## Excerpt

0
0
R-programmingHow-ToBeginner · 3 min read

How to Use pivot_wider in tidyr for Data Reshaping

Use pivot_wider() from the tidyr package to convert data from long to wide format by specifying names_from for new column names and values_from for the values to fill those columns. This function spreads key-value pairs across multiple columns, making data easier to analyze in wide form.
📐

Syntax

The basic syntax of pivot_wider() includes:

  • data: Your input data frame or tibble.
  • names_from: The column whose values will become new column names.
  • values_from: The column whose values will fill the new columns.
  • values_fill (optional): A value to replace missing entries after widening.
r
pivot_wider(data, names_from = column_to_use_for_names, values_from = column_to_use_for_values, values_fill = list(column_to_use_for_values = fill_value))
💻

Example

This example shows how to convert a long data frame of fruit sales into a wide format where each fruit becomes a column with its sales values.

r
library(tidyr)
library(dplyr)

# Sample long data frame
sales <- tibble(
  store = c("A", "A", "B", "B"),
  fruit = c("apple", "banana", "apple", "banana"),
  sales = c(10, 5, 8, 7)
)

# Use pivot_wider to spread fruit types into columns
sales_wide <- sales %>%
  pivot_wider(names_from = fruit, values_from = sales)

## Record list

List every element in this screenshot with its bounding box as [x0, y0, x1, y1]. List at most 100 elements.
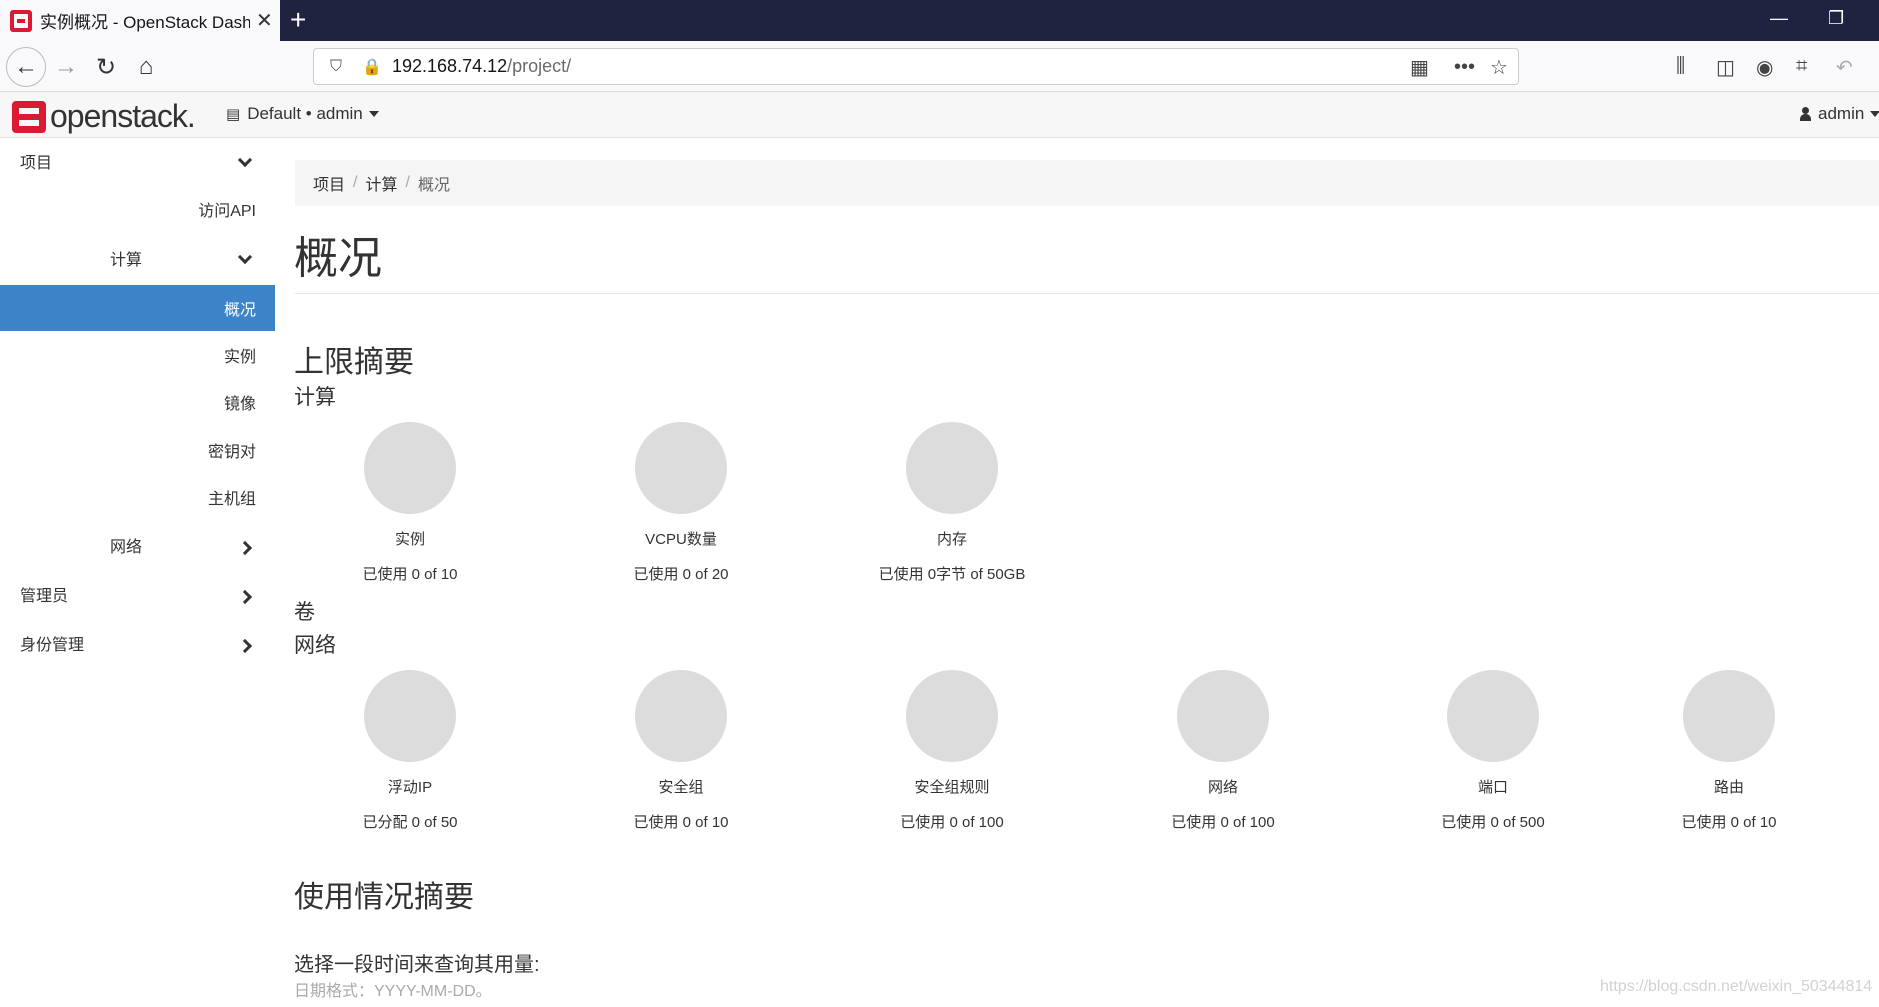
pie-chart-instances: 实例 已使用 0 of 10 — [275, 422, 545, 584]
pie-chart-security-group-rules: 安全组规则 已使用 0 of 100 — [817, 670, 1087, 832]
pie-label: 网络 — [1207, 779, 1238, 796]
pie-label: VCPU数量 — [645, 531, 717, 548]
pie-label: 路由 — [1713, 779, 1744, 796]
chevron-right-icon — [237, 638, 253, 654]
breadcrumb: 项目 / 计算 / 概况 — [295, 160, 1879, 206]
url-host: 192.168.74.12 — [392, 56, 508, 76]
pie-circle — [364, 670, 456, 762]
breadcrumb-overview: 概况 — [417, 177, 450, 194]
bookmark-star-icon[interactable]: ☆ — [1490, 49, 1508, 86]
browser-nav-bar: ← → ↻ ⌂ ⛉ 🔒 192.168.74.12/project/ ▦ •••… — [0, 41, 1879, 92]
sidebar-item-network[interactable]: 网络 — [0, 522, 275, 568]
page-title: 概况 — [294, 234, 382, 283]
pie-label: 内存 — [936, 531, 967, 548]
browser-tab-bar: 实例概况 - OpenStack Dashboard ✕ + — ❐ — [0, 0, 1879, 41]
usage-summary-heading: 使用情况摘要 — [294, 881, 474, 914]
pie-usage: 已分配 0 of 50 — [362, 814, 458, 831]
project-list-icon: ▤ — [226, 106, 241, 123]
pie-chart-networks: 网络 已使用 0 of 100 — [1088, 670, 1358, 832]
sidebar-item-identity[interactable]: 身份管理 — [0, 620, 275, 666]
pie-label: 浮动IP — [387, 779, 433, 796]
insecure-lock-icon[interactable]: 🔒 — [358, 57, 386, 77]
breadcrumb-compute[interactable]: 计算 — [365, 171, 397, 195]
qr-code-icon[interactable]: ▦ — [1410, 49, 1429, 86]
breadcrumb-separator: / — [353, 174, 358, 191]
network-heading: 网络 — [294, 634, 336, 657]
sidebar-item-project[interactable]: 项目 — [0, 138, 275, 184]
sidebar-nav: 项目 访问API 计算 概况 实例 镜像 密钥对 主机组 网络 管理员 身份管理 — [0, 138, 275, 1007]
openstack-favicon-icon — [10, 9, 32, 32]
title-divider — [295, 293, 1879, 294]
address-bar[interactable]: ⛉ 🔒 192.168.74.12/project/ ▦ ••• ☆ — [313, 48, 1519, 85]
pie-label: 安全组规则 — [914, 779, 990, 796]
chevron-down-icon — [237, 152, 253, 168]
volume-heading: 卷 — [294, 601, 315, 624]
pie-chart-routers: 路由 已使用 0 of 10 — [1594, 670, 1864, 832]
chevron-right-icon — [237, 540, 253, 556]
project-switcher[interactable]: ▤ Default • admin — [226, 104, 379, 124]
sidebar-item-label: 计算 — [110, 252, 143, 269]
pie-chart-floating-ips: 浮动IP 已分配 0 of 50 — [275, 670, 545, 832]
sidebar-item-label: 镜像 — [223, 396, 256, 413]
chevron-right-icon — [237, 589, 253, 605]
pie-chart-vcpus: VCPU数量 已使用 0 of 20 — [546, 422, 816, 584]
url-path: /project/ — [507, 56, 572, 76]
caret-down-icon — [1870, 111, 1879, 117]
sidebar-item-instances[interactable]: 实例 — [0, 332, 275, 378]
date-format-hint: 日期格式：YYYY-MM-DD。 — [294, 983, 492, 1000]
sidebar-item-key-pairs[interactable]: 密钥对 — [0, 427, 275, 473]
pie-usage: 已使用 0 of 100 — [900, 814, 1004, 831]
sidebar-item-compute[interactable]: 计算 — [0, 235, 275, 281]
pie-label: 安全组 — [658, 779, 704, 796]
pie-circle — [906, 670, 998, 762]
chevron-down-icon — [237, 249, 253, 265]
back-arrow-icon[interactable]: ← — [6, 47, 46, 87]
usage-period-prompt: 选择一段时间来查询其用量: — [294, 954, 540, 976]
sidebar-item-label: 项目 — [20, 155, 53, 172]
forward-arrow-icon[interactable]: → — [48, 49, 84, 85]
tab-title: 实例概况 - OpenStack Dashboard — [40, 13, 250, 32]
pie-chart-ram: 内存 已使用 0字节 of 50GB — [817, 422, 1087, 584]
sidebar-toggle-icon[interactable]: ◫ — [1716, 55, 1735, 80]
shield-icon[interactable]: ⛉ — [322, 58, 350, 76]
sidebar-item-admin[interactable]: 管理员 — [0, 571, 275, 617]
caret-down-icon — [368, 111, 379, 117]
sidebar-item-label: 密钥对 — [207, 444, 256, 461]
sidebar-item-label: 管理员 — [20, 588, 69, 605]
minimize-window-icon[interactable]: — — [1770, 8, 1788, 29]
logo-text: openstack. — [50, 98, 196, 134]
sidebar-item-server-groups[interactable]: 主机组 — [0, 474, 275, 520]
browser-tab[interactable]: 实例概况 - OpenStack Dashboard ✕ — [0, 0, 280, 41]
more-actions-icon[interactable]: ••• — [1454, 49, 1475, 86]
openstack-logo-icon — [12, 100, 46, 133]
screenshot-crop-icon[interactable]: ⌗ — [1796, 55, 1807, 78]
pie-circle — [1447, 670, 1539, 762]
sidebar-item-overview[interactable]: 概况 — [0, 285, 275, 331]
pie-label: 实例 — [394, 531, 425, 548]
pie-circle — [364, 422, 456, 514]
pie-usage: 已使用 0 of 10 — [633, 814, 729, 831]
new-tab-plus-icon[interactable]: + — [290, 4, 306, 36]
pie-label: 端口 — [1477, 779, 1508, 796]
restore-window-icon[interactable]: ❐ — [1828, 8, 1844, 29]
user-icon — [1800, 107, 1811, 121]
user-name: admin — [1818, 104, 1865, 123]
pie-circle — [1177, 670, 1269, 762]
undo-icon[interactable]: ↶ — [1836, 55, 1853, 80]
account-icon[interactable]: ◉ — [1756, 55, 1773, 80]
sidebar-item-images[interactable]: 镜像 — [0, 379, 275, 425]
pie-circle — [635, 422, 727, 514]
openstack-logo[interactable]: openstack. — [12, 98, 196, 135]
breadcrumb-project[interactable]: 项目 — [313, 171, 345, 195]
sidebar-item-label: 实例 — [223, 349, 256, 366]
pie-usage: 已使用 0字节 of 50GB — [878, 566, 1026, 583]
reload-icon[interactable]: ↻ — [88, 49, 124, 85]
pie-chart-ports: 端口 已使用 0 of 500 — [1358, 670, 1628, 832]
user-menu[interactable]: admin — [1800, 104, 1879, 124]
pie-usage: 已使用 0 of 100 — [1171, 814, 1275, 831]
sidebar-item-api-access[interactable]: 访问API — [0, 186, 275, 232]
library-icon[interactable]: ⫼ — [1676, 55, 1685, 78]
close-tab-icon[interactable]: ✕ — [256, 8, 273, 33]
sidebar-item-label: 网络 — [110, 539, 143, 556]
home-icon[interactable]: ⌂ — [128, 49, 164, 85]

==

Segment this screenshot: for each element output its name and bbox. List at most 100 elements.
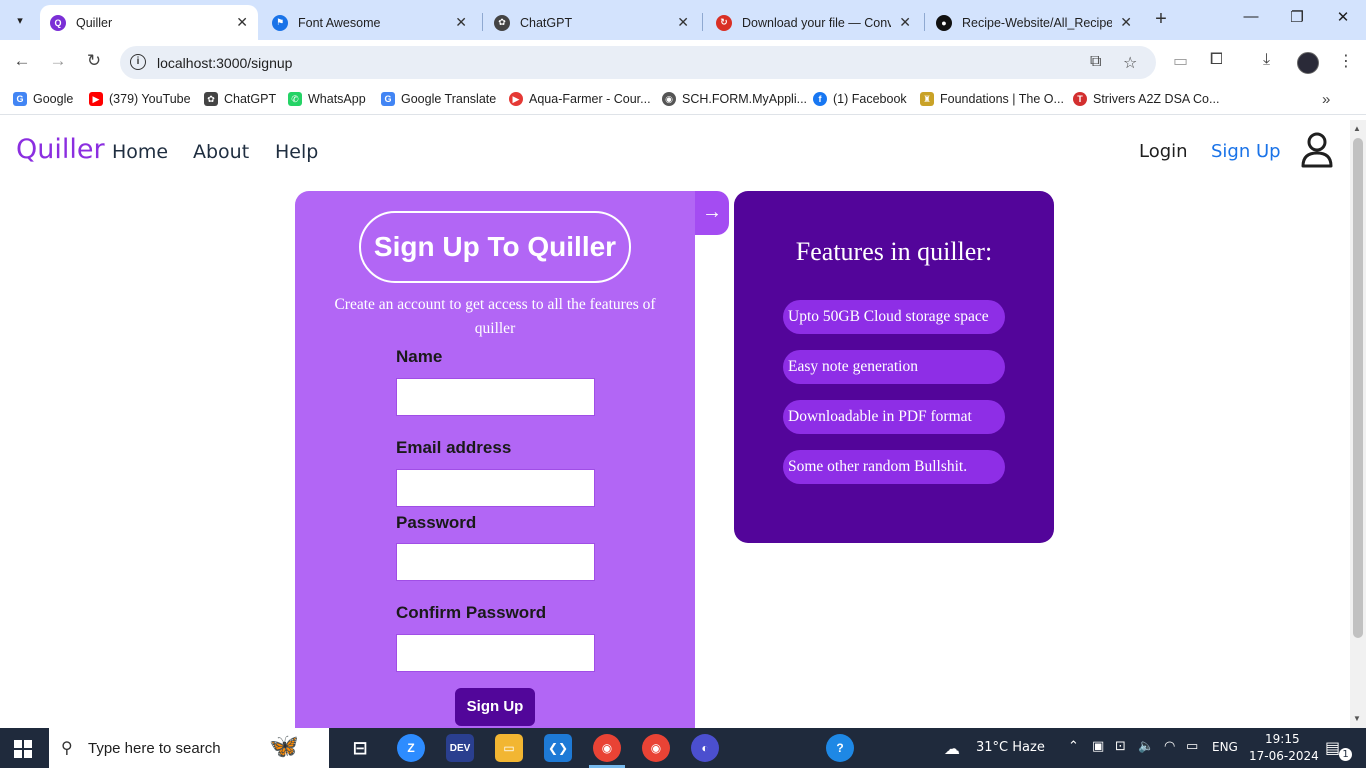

---

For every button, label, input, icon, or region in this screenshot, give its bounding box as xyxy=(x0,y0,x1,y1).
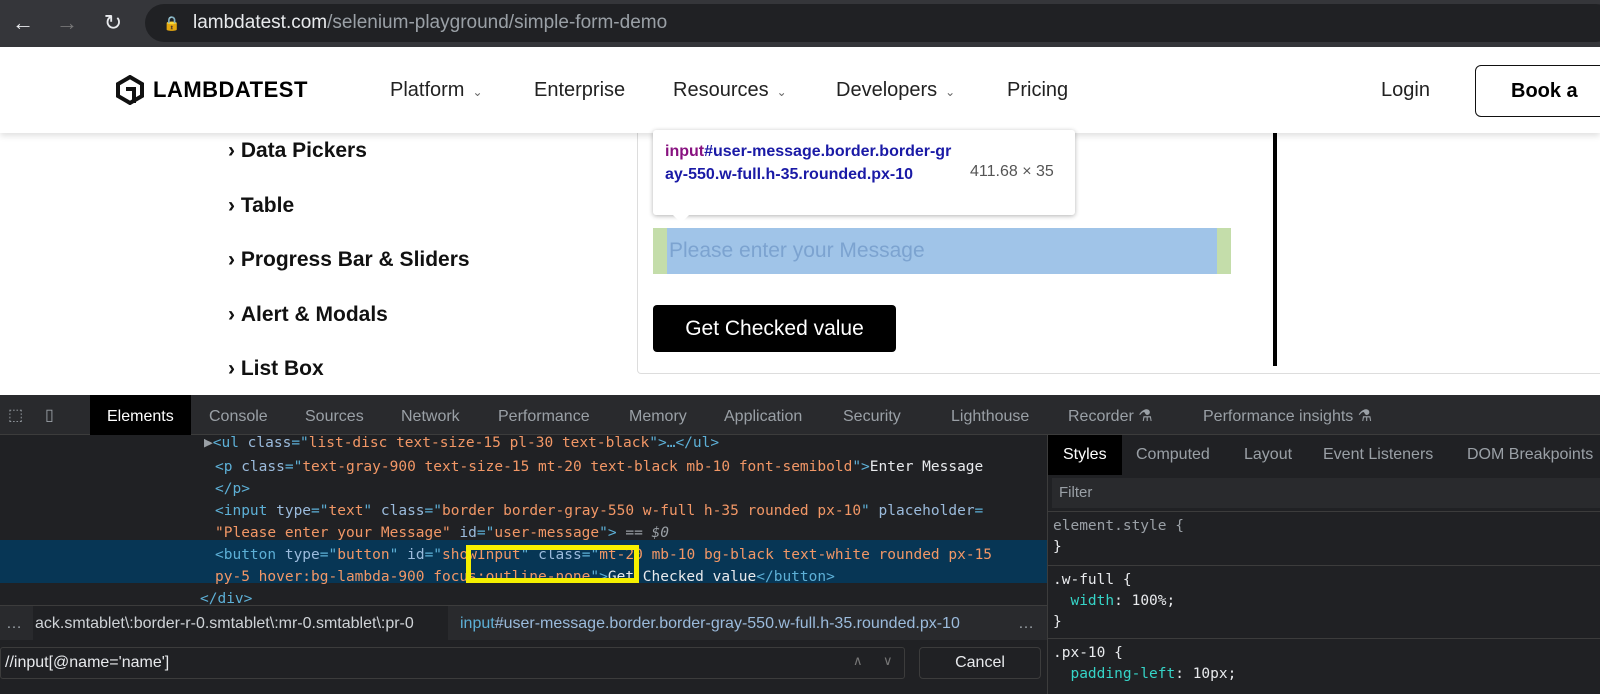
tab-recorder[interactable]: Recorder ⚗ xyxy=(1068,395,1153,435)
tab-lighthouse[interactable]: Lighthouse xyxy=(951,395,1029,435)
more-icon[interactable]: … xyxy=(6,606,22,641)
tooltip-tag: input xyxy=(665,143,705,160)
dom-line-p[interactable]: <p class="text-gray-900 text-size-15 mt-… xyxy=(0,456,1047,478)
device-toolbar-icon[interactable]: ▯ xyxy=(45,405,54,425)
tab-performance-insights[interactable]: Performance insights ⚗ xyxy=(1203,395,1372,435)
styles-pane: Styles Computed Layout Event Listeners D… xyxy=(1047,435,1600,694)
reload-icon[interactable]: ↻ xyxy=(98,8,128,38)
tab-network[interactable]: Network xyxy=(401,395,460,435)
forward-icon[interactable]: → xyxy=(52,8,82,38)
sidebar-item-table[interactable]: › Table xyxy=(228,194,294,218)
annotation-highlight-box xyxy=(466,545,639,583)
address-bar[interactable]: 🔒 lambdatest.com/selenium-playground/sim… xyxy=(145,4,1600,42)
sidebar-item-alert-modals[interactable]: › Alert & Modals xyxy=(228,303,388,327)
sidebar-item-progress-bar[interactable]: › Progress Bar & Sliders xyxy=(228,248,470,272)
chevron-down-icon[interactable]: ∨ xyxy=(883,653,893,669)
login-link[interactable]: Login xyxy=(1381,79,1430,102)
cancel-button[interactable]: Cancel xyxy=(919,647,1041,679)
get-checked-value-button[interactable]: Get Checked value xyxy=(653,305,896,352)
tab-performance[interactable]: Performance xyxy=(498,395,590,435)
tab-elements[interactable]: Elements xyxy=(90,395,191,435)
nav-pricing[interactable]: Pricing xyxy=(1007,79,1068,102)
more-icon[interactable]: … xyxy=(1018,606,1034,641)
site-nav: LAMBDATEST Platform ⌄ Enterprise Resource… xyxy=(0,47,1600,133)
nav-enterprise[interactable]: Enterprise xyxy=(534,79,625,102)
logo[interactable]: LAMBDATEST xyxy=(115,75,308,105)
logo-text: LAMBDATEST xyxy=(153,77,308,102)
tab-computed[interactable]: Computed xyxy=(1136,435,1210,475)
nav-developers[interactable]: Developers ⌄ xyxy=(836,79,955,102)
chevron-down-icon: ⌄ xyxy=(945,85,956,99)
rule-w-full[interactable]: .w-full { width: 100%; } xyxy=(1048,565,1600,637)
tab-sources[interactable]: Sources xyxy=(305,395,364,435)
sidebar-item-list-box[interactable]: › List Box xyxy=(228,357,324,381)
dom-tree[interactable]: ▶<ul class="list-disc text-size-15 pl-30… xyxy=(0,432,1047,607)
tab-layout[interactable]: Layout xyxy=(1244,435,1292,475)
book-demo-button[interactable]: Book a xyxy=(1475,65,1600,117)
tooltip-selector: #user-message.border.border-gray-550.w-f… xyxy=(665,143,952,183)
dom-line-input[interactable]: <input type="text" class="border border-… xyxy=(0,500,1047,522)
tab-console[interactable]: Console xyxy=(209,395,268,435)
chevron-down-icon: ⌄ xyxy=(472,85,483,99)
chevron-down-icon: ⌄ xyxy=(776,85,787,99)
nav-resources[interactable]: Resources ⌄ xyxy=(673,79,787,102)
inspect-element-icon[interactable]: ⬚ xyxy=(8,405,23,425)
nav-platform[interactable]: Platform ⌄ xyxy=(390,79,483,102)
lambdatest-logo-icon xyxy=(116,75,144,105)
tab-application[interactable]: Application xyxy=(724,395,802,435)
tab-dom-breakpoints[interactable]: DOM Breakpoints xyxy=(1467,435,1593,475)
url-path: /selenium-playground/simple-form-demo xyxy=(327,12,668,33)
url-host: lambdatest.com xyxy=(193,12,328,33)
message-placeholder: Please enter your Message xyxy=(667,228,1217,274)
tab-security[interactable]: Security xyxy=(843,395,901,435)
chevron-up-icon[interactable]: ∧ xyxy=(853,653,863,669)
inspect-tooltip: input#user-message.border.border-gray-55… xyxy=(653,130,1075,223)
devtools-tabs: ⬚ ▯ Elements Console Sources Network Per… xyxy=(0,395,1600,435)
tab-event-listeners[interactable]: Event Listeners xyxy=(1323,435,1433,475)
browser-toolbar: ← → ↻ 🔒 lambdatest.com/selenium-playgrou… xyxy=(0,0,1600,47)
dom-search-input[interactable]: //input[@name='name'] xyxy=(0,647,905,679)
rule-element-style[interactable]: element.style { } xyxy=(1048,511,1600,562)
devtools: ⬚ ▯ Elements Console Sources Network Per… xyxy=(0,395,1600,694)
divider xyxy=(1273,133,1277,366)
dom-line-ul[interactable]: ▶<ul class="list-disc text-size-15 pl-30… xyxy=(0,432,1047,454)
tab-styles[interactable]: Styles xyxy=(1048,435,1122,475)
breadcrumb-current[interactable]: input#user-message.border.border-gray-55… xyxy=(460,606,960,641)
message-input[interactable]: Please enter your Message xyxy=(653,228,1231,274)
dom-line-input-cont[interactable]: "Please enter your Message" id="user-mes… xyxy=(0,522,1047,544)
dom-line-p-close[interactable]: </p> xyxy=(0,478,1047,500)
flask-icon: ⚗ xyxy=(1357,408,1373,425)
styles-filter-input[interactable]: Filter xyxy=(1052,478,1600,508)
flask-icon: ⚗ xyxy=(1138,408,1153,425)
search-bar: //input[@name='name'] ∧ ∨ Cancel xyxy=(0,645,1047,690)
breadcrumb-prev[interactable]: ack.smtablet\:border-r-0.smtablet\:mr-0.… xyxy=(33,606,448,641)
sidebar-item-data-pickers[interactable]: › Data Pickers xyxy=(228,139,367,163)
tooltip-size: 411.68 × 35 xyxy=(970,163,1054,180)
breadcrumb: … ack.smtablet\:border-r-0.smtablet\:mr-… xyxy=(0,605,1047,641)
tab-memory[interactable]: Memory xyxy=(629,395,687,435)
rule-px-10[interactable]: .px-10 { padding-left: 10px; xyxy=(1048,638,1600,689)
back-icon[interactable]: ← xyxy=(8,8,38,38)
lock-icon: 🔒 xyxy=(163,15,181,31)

## What is required
Please list every argument of pivot_wider() that the pivot_wider guide describes under its syntax heading.

## Response to this exercise
data, names_from, values_from, values_fill